■ **To do**
Below are the records; copy each line in them that holds the word "сложен".

______________________________

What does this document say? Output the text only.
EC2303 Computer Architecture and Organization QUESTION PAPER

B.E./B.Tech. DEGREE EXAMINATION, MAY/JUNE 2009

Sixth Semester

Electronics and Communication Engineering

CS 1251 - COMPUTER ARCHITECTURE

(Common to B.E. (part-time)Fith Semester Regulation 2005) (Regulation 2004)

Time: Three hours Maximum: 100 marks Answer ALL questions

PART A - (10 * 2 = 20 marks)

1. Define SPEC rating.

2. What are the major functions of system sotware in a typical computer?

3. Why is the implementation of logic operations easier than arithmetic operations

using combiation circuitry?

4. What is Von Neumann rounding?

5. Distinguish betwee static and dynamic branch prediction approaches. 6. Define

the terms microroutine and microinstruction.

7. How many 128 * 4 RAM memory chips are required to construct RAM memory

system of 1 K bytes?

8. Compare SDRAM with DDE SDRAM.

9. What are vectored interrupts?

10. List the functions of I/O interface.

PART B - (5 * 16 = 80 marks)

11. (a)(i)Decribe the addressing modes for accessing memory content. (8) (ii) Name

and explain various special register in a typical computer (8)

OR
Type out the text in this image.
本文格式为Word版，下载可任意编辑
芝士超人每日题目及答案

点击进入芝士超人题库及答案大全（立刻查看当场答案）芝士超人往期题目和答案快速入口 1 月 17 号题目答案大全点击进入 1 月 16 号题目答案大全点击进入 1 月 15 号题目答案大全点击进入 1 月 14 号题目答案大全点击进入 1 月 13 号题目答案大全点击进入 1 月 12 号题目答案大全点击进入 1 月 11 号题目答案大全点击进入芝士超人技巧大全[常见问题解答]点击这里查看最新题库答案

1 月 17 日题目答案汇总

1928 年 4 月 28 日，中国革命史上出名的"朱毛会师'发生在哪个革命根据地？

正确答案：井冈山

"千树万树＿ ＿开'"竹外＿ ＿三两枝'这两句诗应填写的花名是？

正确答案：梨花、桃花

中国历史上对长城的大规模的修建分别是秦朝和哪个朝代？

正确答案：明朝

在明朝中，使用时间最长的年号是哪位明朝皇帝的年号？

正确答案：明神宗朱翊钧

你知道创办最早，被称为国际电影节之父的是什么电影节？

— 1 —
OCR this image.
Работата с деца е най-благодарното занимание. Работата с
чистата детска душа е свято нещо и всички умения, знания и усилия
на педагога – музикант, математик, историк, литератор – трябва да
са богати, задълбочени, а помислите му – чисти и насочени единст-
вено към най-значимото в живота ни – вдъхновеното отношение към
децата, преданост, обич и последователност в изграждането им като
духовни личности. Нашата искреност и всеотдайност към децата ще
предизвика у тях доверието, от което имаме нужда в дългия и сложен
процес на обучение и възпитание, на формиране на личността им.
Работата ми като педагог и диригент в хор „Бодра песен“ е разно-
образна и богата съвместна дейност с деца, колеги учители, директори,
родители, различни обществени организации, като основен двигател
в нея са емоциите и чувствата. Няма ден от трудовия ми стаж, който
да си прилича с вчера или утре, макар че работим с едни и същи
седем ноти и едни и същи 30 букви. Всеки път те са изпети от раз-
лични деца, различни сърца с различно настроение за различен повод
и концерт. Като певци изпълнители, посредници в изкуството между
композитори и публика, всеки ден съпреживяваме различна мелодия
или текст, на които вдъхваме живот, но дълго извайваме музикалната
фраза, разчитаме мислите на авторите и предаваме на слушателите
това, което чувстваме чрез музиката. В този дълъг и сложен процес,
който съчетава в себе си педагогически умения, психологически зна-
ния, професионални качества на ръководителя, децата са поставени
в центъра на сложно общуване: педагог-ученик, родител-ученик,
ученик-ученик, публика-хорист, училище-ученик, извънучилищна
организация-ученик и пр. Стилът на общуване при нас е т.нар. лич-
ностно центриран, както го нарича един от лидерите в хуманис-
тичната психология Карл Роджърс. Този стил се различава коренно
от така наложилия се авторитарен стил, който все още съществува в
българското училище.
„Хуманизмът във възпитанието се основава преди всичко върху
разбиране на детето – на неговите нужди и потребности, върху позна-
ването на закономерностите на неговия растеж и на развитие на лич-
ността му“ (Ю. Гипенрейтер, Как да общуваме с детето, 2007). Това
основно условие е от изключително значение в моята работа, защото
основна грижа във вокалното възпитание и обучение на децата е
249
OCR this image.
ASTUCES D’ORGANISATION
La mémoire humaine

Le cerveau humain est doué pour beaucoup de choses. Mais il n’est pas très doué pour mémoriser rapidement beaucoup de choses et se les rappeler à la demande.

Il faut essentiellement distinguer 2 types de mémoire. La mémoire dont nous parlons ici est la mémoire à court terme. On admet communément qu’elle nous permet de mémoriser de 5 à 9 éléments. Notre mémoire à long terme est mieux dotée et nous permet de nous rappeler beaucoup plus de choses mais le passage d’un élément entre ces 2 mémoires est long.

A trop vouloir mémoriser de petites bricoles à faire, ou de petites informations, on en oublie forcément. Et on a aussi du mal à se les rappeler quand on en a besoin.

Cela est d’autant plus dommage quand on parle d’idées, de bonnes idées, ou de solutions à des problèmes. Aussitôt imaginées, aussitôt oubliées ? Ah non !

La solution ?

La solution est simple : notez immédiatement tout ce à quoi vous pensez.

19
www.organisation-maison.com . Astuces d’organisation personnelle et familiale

______________________________

■ **Result**
предизвика у тях доверието, от което имаме нужда в дългия и сложен
това, което чувстваме чрез музиката. В този дълъг и сложен процес,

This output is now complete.